WRITTEN PROBLEM:
Skip any picture you find and retype all the remaining lines exactly.

DATA SHOWN:
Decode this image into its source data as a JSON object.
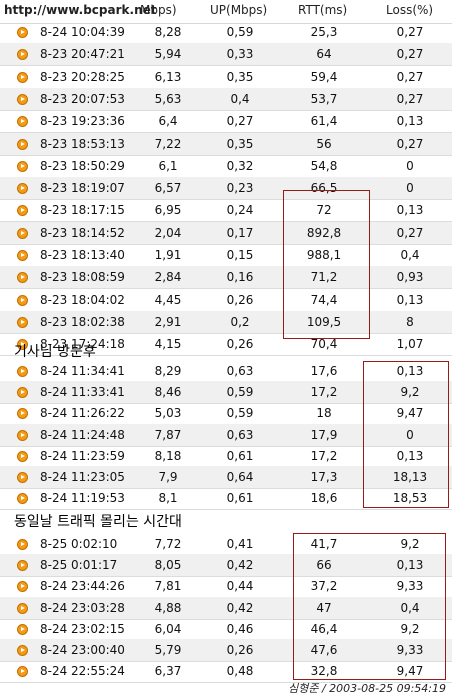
{
  "header": {
    "watermark": "http://www.bcpark.net",
    "down_col": "Mbps)",
    "up_col": "UP(Mbps)",
    "rtt_col": "RTT(ms)",
    "loss_col": "Loss(%)"
  },
  "group1": [
    {
      "ts": "8-24 10:04:39",
      "down": "8,28",
      "up": "0,59",
      "rtt": "25,3",
      "loss": "0,27"
    },
    {
      "ts": "8-23 20:47:21",
      "down": "5,94",
      "up": "0,33",
      "rtt": "64",
      "loss": "0,27"
    },
    {
      "ts": "8-23 20:28:25",
      "down": "6,13",
      "up": "0,35",
      "rtt": "59,4",
      "loss": "0,27"
    },
    {
      "ts": "8-23 20:07:53",
      "down": "5,63",
      "up": "0,4",
      "rtt": "53,7",
      "loss": "0,27"
    },
    {
      "ts": "8-23 19:23:36",
      "down": "6,4",
      "up": "0,27",
      "rtt": "61,4",
      "loss": "0,13"
    },
    {
      "ts": "8-23 18:53:13",
      "down": "7,22",
      "up": "0,35",
      "rtt": "56",
      "loss": "0,27"
    },
    {
      "ts": "8-23 18:50:29",
      "down": "6,1",
      "up": "0,32",
      "rtt": "54,8",
      "loss": "0"
    },
    {
      "ts": "8-23 18:19:07",
      "down": "6,57",
      "up": "0,23",
      "rtt": "66,5",
      "loss": "0"
    },
    {
      "ts": "8-23 18:17:15",
      "down": "6,95",
      "up": "0,24",
      "rtt": "72",
      "loss": "0,13"
    },
    {
      "ts": "8-23 18:14:52",
      "down": "2,04",
      "up": "0,17",
      "rtt": "892,8",
      "loss": "0,27"
    },
    {
      "ts": "8-23 18:13:40",
      "down": "1,91",
      "up": "0,15",
      "rtt": "988,1",
      "loss": "0,4"
    },
    {
      "ts": "8-23 18:08:59",
      "down": "2,84",
      "up": "0,16",
      "rtt": "71,2",
      "loss": "0,93"
    },
    {
      "ts": "8-23 18:04:02",
      "down": "4,45",
      "up": "0,26",
      "rtt": "74,4",
      "loss": "0,13"
    },
    {
      "ts": "8-23 18:02:38",
      "down": "2,91",
      "up": "0,2",
      "rtt": "109,5",
      "loss": "8"
    },
    {
      "ts": "8-23 17:24:18",
      "down": "4,15",
      "up": "0,26",
      "rtt": "70,4",
      "loss": "1,07"
    }
  ],
  "section2_title": "기사님 방문후",
  "group2": [
    {
      "ts": "8-24 11:34:41",
      "down": "8,29",
      "up": "0,63",
      "rtt": "17,6",
      "loss": "0,13"
    },
    {
      "ts": "8-24 11:33:41",
      "down": "8,46",
      "up": "0,59",
      "rtt": "17,2",
      "loss": "9,2"
    },
    {
      "ts": "8-24 11:26:22",
      "down": "5,03",
      "up": "0,59",
      "rtt": "18",
      "loss": "9,47"
    },
    {
      "ts": "8-24 11:24:48",
      "down": "7,87",
      "up": "0,63",
      "rtt": "17,9",
      "loss": "0"
    },
    {
      "ts": "8-24 11:23:59",
      "down": "8,18",
      "up": "0,61",
      "rtt": "17,2",
      "loss": "0,13"
    },
    {
      "ts": "8-24 11:23:05",
      "down": "7,9",
      "up": "0,64",
      "rtt": "17,3",
      "loss": "18,13"
    },
    {
      "ts": "8-24 11:19:53",
      "down": "8,1",
      "up": "0,61",
      "rtt": "18,6",
      "loss": "18,53"
    }
  ],
  "section3_title": "동일날 트래픽 몰리는 시간대",
  "group3": [
    {
      "ts": "8-25  0:02:10",
      "down": "7,72",
      "up": "0,41",
      "rtt": "41,7",
      "loss": "9,2"
    },
    {
      "ts": "8-25  0:01:17",
      "down": "8,05",
      "up": "0,42",
      "rtt": "66",
      "loss": "0,13"
    },
    {
      "ts": "8-24 23:44:26",
      "down": "7,81",
      "up": "0,44",
      "rtt": "37,2",
      "loss": "9,33"
    },
    {
      "ts": "8-24 23:03:28",
      "down": "4,88",
      "up": "0,42",
      "rtt": "47",
      "loss": "0,4"
    },
    {
      "ts": "8-24 23:02:15",
      "down": "6,04",
      "up": "0,46",
      "rtt": "46,4",
      "loss": "9,2"
    },
    {
      "ts": "8-24 23:00:40",
      "down": "5,79",
      "up": "0,26",
      "rtt": "47,6",
      "loss": "9,33"
    },
    {
      "ts": "8-24 22:55:24",
      "down": "6,37",
      "up": "0,48",
      "rtt": "32,8",
      "loss": "9,47"
    }
  ],
  "footer": "심형준 / 2003-08-25 09:54:19"
}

RESPONSE:
Decode this image into its source data as a JSON object.
{
  "header": {
    "watermark": "http://www.bcpark.net",
    "down_col": "Mbps)",
    "up_col": "UP(Mbps)",
    "rtt_col": "RTT(ms)",
    "loss_col": "Loss(%)"
  },
  "group1": [
    {
      "ts": "8-24 10:04:39",
      "down": "8,28",
      "up": "0,59",
      "rtt": "25,3",
      "loss": "0,27"
    },
    {
      "ts": "8-23 20:47:21",
      "down": "5,94",
      "up": "0,33",
      "rtt": "64",
      "loss": "0,27"
    },
    {
      "ts": "8-23 20:28:25",
      "down": "6,13",
      "up": "0,35",
      "rtt": "59,4",
      "loss": "0,27"
    },
    {
      "ts": "8-23 20:07:53",
      "down": "5,63",
      "up": "0,4",
      "rtt": "53,7",
      "loss": "0,27"
    },
    {
      "ts": "8-23 19:23:36",
      "down": "6,4",
      "up": "0,27",
      "rtt": "61,4",
      "loss": "0,13"
    },
    {
      "ts": "8-23 18:53:13",
      "down": "7,22",
      "up": "0,35",
      "rtt": "56",
      "loss": "0,27"
    },
    {
      "ts": "8-23 18:50:29",
      "down": "6,1",
      "up": "0,32",
      "rtt": "54,8",
      "loss": "0"
    },
    {
      "ts": "8-23 18:19:07",
      "down": "6,57",
      "up": "0,23",
      "rtt": "66,5",
      "loss": "0"
    },
    {
      "ts": "8-23 18:17:15",
      "down": "6,95",
      "up": "0,24",
      "rtt": "72",
      "loss": "0,13"
    },
    {
      "ts": "8-23 18:14:52",
      "down": "2,04",
      "up": "0,17",
      "rtt": "892,8",
      "loss": "0,27"
    },
    {
      "ts": "8-23 18:13:40",
      "down": "1,91",
      "up": "0,15",
      "rtt": "988,1",
      "loss": "0,4"
    },
    {
      "ts": "8-23 18:08:59",
      "down": "2,84",
      "up": "0,16",
      "rtt": "71,2",
      "loss": "0,93"
    },
    {
      "ts": "8-23 18:04:02",
      "down": "4,45",
      "up": "0,26",
      "rtt": "74,4",
      "loss": "0,13"
    },
    {
      "ts": "8-23 18:02:38",
      "down": "2,91",
      "up": "0,2",
      "rtt": "109,5",
      "loss": "8"
    },
    {
      "ts": "8-23 17:24:18",
      "down": "4,15",
      "up": "0,26",
      "rtt": "70,4",
      "loss": "1,07"
    }
  ],
  "section2_title": "기사님 방문후",
  "group2": [
    {
      "ts": "8-24 11:34:41",
      "down": "8,29",
      "up": "0,63",
      "rtt": "17,6",
      "loss": "0,13"
    },
    {
      "ts": "8-24 11:33:41",
      "down": "8,46",
      "up": "0,59",
      "rtt": "17,2",
      "loss": "9,2"
    },
    {
      "ts": "8-24 11:26:22",
      "down": "5,03",
      "up": "0,59",
      "rtt": "18",
      "loss": "9,47"
    },
    {
      "ts": "8-24 11:24:48",
      "down": "7,87",
      "up": "0,63",
      "rtt": "17,9",
      "loss": "0"
    },
    {
      "ts": "8-24 11:23:59",
      "down": "8,18",
      "up": "0,61",
      "rtt": "17,2",
      "loss": "0,13"
    },
    {
      "ts": "8-24 11:23:05",
      "down": "7,9",
      "up": "0,64",
      "rtt": "17,3",
      "loss": "18,13"
    },
    {
      "ts": "8-24 11:19:53",
      "down": "8,1",
      "up": "0,61",
      "rtt": "18,6",
      "loss": "18,53"
    }
  ],
  "section3_title": "동일날 트래픽 몰리는 시간대",
  "group3": [
    {
      "ts": "8-25  0:02:10",
      "down": "7,72",
      "up": "0,41",
      "rtt": "41,7",
      "loss": "9,2"
    },
    {
      "ts": "8-25  0:01:17",
      "down": "8,05",
      "up": "0,42",
      "rtt": "66",
      "loss": "0,13"
    },
    {
      "ts": "8-24 23:44:26",
      "down": "7,81",
      "up": "0,44",
      "rtt": "37,2",
      "loss": "9,33"
    },
    {
      "ts": "8-24 23:03:28",
      "down": "4,88",
      "up": "0,42",
      "rtt": "47",
      "loss": "0,4"
    },
    {
      "ts": "8-24 23:02:15",
      "down": "6,04",
      "up": "0,46",
      "rtt": "46,4",
      "loss": "9,2"
    },
    {
      "ts": "8-24 23:00:40",
      "down": "5,79",
      "up": "0,26",
      "rtt": "47,6",
      "loss": "9,33"
    },
    {
      "ts": "8-24 22:55:24",
      "down": "6,37",
      "up": "0,48",
      "rtt": "32,8",
      "loss": "9,47"
    }
  ],
  "footer": "심형준 / 2003-08-25 09:54:19"
}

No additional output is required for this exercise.